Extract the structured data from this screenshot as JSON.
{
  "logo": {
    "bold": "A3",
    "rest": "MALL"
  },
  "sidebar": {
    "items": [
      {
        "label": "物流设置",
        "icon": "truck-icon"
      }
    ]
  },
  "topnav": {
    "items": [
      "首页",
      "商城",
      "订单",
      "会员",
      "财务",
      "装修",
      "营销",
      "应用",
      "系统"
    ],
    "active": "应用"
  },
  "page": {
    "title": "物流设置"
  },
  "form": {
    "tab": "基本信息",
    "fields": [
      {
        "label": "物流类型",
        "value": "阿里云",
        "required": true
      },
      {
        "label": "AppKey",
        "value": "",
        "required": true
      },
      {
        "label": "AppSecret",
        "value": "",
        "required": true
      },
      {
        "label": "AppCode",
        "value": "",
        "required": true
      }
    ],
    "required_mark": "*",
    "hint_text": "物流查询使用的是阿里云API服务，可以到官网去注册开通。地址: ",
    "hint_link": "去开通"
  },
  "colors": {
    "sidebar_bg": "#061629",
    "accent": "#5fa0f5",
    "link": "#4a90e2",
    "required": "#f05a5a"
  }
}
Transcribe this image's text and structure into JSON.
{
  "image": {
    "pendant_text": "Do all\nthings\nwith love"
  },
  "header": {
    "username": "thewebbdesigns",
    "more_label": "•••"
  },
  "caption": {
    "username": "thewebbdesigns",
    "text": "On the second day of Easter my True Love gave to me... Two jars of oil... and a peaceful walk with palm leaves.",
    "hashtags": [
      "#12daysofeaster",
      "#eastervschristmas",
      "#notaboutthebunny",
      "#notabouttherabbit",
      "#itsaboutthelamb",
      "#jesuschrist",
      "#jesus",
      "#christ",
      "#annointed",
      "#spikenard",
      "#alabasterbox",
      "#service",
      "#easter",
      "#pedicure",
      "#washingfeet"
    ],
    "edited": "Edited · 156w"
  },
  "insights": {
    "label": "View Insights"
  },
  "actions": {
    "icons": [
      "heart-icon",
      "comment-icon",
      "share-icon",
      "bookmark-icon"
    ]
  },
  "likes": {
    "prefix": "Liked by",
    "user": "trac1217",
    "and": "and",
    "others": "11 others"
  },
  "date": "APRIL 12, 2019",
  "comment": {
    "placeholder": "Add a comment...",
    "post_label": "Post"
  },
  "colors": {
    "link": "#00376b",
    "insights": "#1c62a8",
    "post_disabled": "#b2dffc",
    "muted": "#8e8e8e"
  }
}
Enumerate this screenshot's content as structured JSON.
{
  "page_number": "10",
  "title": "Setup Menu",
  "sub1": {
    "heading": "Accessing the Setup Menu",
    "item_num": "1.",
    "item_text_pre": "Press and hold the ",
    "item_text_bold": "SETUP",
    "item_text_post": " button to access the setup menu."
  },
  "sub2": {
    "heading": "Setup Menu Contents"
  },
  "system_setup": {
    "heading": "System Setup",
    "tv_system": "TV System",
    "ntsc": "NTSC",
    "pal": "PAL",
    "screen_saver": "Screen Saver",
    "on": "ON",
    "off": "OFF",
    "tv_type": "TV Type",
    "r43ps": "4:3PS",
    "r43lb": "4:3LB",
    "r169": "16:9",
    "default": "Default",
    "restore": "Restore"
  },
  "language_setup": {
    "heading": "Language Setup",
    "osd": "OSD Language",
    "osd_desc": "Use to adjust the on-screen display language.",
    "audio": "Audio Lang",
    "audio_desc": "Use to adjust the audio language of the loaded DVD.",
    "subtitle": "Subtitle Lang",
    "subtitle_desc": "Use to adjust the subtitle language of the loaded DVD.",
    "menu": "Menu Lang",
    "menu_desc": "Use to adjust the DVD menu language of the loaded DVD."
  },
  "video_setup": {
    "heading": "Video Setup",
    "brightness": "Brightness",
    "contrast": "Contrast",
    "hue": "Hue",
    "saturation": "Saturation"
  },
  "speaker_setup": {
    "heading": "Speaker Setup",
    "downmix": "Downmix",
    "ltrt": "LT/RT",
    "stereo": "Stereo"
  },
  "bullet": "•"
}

———

Exercise directions
Print nothing but the lines from the line with "Enumerate this screenshot's" to the last line of the records above. Both of those lines count.

Task solution
Enumerate this screenshot's content as structured JSON.
{
  "page_number": "10",
  "title": "Setup Menu",
  "sub1": {
    "heading": "Accessing the Setup Menu",
    "item_num": "1.",
    "item_text_pre": "Press and hold the ",
    "item_text_bold": "SETUP",
    "item_text_post": " button to access the setup menu."
  },
  "sub2": {
    "heading": "Setup Menu Contents"
  },
  "system_setup": {
    "heading": "System Setup",
    "tv_system": "TV System",
    "ntsc": "NTSC",
    "pal": "PAL",
    "screen_saver": "Screen Saver",
    "on": "ON",
    "off": "OFF",
    "tv_type": "TV Type",
    "r43ps": "4:3PS",
    "r43lb": "4:3LB",
    "r169": "16:9",
    "default": "Default",
    "restore": "Restore"
  },
  "language_setup": {
    "heading": "Language Setup",
    "osd": "OSD Language",
    "osd_desc": "Use to adjust the on-screen display language.",
    "audio": "Audio Lang",
    "audio_desc": "Use to adjust the audio language of the loaded DVD.",
    "subtitle": "Subtitle Lang",
    "subtitle_desc": "Use to adjust the subtitle language of the loaded DVD.",
    "menu": "Menu Lang",
    "menu_desc": "Use to adjust the DVD menu language of the loaded DVD."
  },
  "video_setup": {
    "heading": "Video Setup",
    "brightness": "Brightness",
    "contrast": "Contrast",
    "hue": "Hue",
    "saturation": "Saturation"
  },
  "speaker_setup": {
    "heading": "Speaker Setup",
    "downmix": "Downmix",
    "ltrt": "LT/RT",
    "stereo": "Stereo"
  },
  "bullet": "•"
}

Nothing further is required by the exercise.